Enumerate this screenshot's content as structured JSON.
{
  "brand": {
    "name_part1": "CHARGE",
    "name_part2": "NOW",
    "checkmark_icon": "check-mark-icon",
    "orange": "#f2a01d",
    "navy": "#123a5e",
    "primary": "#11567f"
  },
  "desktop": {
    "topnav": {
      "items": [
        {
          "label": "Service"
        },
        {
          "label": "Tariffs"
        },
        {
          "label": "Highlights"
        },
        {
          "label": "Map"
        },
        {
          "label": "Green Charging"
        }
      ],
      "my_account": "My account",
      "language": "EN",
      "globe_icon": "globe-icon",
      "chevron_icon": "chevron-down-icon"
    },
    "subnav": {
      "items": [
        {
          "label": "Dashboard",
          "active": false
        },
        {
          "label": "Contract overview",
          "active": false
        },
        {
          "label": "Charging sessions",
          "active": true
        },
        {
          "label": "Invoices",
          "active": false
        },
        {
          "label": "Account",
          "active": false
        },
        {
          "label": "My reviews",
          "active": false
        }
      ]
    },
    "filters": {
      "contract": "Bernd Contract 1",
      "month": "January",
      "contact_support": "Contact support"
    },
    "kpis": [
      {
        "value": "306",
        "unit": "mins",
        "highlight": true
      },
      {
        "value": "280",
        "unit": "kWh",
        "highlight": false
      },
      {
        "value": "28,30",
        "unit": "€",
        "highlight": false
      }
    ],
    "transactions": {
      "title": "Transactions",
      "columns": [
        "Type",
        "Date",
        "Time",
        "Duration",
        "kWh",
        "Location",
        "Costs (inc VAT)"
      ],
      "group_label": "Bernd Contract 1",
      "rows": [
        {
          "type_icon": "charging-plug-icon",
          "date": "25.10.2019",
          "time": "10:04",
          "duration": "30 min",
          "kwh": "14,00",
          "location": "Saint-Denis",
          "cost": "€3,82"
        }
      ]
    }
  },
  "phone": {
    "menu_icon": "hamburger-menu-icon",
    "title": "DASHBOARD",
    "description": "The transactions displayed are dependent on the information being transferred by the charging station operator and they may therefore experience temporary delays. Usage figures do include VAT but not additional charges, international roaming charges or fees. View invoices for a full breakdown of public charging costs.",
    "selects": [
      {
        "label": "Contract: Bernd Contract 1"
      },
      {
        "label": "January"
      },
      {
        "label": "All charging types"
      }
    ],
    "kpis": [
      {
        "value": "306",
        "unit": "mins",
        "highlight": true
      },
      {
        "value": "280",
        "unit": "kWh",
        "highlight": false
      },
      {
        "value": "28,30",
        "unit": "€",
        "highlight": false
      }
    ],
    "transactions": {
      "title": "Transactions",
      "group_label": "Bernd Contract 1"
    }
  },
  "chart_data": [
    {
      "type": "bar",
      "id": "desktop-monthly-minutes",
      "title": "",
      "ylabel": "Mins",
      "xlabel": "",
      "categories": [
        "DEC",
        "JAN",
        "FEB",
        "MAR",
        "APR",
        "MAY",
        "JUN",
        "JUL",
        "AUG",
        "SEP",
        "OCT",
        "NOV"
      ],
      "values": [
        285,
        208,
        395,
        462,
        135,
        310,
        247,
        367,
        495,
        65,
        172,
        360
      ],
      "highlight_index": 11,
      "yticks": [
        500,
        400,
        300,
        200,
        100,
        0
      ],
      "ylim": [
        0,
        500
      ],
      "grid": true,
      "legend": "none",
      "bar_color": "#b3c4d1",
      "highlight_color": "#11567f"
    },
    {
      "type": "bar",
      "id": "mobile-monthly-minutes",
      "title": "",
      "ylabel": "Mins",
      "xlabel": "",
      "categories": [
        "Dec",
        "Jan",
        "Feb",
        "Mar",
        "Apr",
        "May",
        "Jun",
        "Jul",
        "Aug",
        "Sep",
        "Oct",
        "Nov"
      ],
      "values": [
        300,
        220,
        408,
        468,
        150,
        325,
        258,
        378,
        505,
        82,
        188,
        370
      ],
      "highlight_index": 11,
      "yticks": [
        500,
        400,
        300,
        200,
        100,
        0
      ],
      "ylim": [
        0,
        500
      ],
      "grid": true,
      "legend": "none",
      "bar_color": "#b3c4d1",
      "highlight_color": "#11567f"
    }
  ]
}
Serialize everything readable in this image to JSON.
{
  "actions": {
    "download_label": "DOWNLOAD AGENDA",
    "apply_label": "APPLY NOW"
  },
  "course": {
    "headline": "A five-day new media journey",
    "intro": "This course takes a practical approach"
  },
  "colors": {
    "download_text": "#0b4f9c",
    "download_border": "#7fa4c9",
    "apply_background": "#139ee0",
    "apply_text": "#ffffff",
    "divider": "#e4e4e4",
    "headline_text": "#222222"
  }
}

## [What this task involves]
Repeat every line of the material exactly as given.

## [Reply]
Enumerate this screenshot's content as structured JSON.
{
  "brand": {
    "name_part1": "CHARGE",
    "name_part2": "NOW",
    "checkmark_icon": "check-mark-icon",
    "orange": "#f2a01d",
    "navy": "#123a5e",
    "primary": "#11567f"
  },
  "desktop": {
    "topnav": {
      "items": [
        {
          "label": "Service"
        },
        {
          "label": "Tariffs"
        },
        {
          "label": "Highlights"
        },
        {
          "label": "Map"
        },
        {
          "label": "Green Charging"
        }
      ],
      "my_account": "My account",
      "language": "EN",
      "globe_icon": "globe-icon",
      "chevron_icon": "chevron-down-icon"
    },
    "subnav": {
      "items": [
        {
          "label": "Dashboard",
          "active": false
        },
        {
          "label": "Contract overview",
          "active": false
        },
        {
          "label": "Charging sessions",
          "active": true
        },
        {
          "label": "Invoices",
          "active": false
        },
        {
          "label": "Account",
          "active": false
        },
        {
          "label": "My reviews",
          "active": false
        }
      ]
    },
    "filters": {
      "contract": "Bernd Contract 1",
      "month": "January",
      "contact_support": "Contact support"
    },
    "kpis": [
      {
        "value": "306",
        "unit": "mins",
        "highlight": true
      },
      {
        "value": "280",
        "unit": "kWh",
        "highlight": false
      },
      {
        "value": "28,30",
        "unit": "€",
        "highlight": false
      }
    ],
    "transactions": {
      "title": "Transactions",
      "columns": [
        "Type",
        "Date",
        "Time",
        "Duration",
        "kWh",
        "Location",
        "Costs (inc VAT)"
      ],
      "group_label": "Bernd Contract 1",
      "rows": [
        {
          "type_icon": "charging-plug-icon",
          "date": "25.10.2019",
          "time": "10:04",
          "duration": "30 min",
          "kwh": "14,00",
          "location": "Saint-Denis",
          "cost": "€3,82"
        }
      ]
    }
  },
  "phone": {
    "menu_icon": "hamburger-menu-icon",
    "title": "DASHBOARD",
    "description": "The transactions displayed are dependent on the information being transferred by the charging station operator and they may therefore experience temporary delays. Usage figures do include VAT but not additional charges, international roaming charges or fees. View invoices for a full breakdown of public charging costs.",
    "selects": [
      {
        "label": "Contract: Bernd Contract 1"
      },
      {
        "label": "January"
      },
      {
        "label": "All charging types"
      }
    ],
    "kpis": [
      {
        "value": "306",
        "unit": "mins",
        "highlight": true
      },
      {
        "value": "280",
        "unit": "kWh",
        "highlight": false
      },
      {
        "value": "28,30",
        "unit": "€",
        "highlight": false
      }
    ],
    "transactions": {
      "title": "Transactions",
      "group_label": "Bernd Contract 1"
    }
  },
  "chart_data": [
    {
      "type": "bar",
      "id": "desktop-monthly-minutes",
      "title": "",
      "ylabel": "Mins",
      "xlabel": "",
      "categories": [
        "DEC",
        "JAN",
        "FEB",
        "MAR",
        "APR",
        "MAY",
        "JUN",
        "JUL",
        "AUG",
        "SEP",
        "OCT",
        "NOV"
      ],
      "values": [
        285,
        208,
        395,
        462,
        135,
        310,
        247,
        367,
        495,
        65,
        172,
        360
      ],
      "highlight_index": 11,
      "yticks": [
        500,
        400,
        300,
        200,
        100,
        0
      ],
      "ylim": [
        0,
        500
      ],
      "grid": true,
      "legend": "none",
      "bar_color": "#b3c4d1",
      "highlight_color": "#11567f"
    },
    {
      "type": "bar",
      "id": "mobile-monthly-minutes",
      "title": "",
      "ylabel": "Mins",
      "xlabel": "",
      "categories": [
        "Dec",
        "Jan",
        "Feb",
        "Mar",
        "Apr",
        "May",
        "Jun",
        "Jul",
        "Aug",
        "Sep",
        "Oct",
        "Nov"
      ],
      "values": [
        300,
        220,
        408,
        468,
        150,
        325,
        258,
        378,
        505,
        82,
        188,
        370
      ],
      "highlight_index": 11,
      "yticks": [
        500,
        400,
        300,
        200,
        100,
        0
      ],
      "ylim": [
        0,
        500
      ],
      "grid": true,
      "legend": "none",
      "bar_color": "#b3c4d1",
      "highlight_color": "#11567f"
    }
  ]
}
Serialize everything readable in this image to JSON.
{
  "actions": {
    "download_label": "DOWNLOAD AGENDA",
    "apply_label": "APPLY NOW"
  },
  "course": {
    "headline": "A five-day new media journey",
    "intro": "This course takes a practical approach"
  },
  "colors": {
    "download_text": "#0b4f9c",
    "download_border": "#7fa4c9",
    "apply_background": "#139ee0",
    "apply_text": "#ffffff",
    "divider": "#e4e4e4",
    "headline_text": "#222222"
  }
}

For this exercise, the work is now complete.